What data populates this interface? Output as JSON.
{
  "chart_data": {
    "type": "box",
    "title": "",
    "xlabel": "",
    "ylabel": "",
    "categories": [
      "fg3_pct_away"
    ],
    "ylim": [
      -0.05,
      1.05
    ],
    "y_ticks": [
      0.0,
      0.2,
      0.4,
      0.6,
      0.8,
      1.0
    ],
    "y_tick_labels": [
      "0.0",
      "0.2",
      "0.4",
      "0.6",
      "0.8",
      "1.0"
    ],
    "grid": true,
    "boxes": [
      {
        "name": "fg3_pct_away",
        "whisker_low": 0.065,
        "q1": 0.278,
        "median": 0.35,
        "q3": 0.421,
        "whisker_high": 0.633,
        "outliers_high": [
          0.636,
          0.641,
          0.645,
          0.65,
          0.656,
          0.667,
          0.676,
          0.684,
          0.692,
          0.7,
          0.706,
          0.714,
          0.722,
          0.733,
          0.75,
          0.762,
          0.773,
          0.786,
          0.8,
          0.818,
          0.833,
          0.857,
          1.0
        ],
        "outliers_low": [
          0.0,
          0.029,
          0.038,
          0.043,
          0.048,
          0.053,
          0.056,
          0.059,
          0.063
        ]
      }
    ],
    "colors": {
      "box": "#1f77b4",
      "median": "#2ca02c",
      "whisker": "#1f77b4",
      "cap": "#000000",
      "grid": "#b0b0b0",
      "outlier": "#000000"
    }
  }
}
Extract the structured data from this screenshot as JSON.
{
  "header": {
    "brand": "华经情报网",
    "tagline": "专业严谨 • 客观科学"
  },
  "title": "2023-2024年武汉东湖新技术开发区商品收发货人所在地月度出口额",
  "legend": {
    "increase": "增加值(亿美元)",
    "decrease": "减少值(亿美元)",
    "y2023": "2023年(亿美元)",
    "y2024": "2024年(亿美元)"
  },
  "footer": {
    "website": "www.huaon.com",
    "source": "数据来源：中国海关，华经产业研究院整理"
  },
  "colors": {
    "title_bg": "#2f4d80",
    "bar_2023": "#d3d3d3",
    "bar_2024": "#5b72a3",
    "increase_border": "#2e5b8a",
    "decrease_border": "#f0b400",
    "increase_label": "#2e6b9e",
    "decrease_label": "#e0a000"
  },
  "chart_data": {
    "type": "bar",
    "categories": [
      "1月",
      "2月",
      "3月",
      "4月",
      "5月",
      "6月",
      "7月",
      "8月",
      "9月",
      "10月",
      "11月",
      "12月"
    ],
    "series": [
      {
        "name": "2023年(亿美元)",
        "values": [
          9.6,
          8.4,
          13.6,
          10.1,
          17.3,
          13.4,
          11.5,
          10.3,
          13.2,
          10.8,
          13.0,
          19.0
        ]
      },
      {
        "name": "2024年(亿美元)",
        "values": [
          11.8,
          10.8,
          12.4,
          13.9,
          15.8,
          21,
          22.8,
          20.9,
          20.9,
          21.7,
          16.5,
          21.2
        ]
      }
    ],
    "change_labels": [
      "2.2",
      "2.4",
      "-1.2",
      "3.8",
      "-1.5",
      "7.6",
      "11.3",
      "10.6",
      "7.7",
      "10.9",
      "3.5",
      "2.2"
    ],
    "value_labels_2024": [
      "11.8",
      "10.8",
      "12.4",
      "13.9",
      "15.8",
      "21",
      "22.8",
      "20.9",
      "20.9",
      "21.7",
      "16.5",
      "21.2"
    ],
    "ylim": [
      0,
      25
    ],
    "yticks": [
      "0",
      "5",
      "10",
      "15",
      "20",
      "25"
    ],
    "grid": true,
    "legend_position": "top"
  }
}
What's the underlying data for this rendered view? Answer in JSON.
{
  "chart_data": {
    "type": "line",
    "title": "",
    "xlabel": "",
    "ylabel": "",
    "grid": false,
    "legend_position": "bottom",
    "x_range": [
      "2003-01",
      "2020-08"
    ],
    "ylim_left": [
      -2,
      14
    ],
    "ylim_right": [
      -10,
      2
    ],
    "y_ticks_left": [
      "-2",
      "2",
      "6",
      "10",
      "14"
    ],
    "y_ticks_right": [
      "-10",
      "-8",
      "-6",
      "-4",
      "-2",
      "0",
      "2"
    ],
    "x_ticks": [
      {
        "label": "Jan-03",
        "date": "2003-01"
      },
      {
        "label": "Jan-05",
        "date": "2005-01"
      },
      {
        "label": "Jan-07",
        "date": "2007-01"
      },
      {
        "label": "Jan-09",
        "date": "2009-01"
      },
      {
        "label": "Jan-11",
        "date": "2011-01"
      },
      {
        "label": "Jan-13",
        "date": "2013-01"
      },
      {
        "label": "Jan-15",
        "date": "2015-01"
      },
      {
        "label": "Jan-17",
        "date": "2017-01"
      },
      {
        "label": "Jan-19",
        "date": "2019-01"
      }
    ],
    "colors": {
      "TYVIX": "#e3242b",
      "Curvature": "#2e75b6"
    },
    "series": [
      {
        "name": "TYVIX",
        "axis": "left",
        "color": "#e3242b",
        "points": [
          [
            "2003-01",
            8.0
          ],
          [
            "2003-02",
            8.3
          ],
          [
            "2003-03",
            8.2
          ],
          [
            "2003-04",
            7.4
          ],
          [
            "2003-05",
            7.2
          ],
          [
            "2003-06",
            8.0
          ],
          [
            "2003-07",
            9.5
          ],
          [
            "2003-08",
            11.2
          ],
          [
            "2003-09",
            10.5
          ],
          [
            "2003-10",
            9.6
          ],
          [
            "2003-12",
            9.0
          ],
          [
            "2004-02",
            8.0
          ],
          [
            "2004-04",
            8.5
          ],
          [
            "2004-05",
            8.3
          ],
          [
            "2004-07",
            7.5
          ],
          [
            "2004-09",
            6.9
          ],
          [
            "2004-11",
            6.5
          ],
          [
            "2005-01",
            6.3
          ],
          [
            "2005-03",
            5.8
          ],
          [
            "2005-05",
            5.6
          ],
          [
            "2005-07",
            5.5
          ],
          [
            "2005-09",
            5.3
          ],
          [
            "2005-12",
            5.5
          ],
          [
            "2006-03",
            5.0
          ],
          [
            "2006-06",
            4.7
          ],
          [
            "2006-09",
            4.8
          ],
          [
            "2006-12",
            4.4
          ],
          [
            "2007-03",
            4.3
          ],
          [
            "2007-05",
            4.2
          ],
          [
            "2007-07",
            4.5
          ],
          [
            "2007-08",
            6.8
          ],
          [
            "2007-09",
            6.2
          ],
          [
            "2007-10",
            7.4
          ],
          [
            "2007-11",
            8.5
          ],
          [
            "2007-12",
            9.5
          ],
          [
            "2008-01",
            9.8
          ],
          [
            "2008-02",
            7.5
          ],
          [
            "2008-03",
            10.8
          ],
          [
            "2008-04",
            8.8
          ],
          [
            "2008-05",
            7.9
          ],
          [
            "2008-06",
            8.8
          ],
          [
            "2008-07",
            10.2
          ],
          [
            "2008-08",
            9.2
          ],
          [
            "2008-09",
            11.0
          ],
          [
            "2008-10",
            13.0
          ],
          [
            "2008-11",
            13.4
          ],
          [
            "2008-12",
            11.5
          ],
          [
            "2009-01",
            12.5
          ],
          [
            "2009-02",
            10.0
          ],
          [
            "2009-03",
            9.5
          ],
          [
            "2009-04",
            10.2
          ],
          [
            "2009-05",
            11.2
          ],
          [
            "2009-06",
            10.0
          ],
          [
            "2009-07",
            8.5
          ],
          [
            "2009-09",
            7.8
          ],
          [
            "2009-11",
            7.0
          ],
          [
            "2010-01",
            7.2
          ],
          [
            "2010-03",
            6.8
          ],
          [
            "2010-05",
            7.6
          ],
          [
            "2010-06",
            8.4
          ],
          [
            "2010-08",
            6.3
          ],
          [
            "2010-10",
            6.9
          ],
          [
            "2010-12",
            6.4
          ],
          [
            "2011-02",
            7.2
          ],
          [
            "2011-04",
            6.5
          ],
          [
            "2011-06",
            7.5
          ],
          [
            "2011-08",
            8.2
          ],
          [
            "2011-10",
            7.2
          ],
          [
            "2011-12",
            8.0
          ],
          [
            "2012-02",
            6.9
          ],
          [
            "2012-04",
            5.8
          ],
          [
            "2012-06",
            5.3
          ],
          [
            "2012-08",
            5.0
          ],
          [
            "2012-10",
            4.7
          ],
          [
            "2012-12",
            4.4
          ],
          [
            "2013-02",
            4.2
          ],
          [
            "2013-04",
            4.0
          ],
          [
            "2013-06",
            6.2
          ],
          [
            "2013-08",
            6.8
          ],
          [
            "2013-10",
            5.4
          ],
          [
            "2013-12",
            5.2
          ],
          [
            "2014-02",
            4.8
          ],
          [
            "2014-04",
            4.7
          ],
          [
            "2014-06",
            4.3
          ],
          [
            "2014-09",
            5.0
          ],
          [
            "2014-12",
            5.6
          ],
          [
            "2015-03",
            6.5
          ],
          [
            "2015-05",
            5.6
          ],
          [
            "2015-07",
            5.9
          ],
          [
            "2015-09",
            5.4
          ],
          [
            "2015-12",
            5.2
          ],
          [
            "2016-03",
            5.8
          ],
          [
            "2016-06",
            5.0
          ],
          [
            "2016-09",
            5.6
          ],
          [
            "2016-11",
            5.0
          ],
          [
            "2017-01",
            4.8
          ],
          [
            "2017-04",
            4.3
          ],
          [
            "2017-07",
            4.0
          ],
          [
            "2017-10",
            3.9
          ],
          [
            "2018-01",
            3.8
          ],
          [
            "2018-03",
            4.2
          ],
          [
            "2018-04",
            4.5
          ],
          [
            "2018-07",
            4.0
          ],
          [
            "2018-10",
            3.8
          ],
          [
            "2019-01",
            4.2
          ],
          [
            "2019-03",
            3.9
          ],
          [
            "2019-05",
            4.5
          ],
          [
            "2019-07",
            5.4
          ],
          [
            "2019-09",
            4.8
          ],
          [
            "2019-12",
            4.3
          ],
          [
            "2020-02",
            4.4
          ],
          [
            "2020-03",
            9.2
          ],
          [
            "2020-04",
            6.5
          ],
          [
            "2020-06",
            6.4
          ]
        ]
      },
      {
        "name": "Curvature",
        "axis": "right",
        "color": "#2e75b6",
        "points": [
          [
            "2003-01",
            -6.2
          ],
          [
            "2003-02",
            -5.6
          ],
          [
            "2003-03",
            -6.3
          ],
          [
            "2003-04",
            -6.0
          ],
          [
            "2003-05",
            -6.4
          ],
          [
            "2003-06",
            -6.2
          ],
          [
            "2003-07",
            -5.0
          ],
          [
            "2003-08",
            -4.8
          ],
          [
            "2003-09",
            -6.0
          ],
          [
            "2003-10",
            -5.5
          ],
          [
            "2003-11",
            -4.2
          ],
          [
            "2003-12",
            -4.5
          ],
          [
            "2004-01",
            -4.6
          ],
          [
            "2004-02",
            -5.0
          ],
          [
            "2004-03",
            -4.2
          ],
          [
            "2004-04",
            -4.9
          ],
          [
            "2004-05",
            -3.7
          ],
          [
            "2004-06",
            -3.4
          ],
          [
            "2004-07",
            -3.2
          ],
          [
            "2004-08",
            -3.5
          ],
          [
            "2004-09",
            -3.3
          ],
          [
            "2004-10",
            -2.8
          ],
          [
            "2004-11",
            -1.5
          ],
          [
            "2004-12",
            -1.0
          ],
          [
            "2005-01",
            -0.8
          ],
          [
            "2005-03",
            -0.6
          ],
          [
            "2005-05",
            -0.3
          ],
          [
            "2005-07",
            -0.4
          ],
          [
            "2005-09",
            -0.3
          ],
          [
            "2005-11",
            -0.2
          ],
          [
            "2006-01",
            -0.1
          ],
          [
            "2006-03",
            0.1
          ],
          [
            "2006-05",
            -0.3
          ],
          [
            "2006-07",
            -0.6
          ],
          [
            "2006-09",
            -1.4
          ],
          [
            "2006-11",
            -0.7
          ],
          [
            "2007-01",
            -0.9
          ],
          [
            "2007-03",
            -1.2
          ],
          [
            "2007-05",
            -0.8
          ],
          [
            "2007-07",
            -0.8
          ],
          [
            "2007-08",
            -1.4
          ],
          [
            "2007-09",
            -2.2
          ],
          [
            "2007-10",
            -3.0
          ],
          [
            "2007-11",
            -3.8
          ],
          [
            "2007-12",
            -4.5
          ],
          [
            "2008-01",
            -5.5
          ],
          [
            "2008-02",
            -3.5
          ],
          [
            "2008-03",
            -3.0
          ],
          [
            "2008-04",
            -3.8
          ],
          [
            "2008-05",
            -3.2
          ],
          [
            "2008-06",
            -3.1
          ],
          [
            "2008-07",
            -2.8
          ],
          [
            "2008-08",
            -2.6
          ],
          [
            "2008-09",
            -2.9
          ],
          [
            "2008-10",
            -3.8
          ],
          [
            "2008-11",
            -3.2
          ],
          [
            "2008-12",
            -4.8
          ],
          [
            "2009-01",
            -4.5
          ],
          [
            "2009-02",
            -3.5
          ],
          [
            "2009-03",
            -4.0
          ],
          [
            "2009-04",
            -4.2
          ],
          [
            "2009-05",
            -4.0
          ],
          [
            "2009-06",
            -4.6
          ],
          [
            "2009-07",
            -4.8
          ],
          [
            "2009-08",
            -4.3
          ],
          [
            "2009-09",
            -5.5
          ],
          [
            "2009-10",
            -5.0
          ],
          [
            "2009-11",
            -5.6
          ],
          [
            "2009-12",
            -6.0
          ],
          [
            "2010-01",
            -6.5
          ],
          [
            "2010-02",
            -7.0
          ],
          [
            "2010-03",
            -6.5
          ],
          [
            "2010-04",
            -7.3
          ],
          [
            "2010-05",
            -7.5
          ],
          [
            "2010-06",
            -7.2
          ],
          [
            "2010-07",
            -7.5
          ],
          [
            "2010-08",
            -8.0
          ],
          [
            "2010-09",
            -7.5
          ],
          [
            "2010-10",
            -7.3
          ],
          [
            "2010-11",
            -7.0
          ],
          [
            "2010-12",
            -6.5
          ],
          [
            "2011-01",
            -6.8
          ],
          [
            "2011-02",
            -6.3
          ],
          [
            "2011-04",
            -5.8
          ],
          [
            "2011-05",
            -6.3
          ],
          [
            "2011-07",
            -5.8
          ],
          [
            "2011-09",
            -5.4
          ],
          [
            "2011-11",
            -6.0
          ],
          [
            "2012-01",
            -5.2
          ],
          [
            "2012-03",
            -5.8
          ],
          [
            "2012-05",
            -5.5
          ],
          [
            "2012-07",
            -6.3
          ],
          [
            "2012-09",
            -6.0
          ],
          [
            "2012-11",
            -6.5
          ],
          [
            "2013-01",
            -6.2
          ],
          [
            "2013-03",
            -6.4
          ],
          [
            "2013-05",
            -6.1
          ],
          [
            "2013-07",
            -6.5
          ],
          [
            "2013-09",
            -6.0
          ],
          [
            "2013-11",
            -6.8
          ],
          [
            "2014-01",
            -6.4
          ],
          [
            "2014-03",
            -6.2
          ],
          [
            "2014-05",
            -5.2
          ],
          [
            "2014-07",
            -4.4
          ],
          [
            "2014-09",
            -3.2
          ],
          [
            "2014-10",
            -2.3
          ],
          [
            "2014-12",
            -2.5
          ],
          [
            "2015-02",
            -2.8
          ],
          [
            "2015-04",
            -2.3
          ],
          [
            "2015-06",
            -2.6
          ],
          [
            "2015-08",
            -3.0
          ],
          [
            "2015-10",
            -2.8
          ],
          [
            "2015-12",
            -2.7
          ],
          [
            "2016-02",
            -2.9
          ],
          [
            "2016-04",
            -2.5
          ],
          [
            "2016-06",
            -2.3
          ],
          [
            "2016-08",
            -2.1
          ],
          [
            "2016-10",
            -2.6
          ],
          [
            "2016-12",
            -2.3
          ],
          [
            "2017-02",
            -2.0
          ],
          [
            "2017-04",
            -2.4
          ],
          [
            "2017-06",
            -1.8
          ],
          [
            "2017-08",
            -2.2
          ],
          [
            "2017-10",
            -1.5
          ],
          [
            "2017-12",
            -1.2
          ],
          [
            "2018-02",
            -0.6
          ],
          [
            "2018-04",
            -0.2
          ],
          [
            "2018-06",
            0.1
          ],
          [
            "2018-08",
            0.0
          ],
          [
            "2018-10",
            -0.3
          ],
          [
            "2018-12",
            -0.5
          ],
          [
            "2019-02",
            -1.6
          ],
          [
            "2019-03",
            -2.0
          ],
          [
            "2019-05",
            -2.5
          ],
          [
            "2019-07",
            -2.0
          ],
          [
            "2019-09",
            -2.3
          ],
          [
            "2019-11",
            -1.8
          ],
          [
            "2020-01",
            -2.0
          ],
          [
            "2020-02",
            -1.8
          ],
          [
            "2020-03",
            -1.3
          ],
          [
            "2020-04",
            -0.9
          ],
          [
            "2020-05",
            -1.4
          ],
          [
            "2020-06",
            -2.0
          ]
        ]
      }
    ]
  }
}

#####

Task prompt: Show the lines from the data above that contain the string "grid".

Written response:
    "grid": true,
      "grid": "#b0b0b0",
    "grid": true,
    "grid": false,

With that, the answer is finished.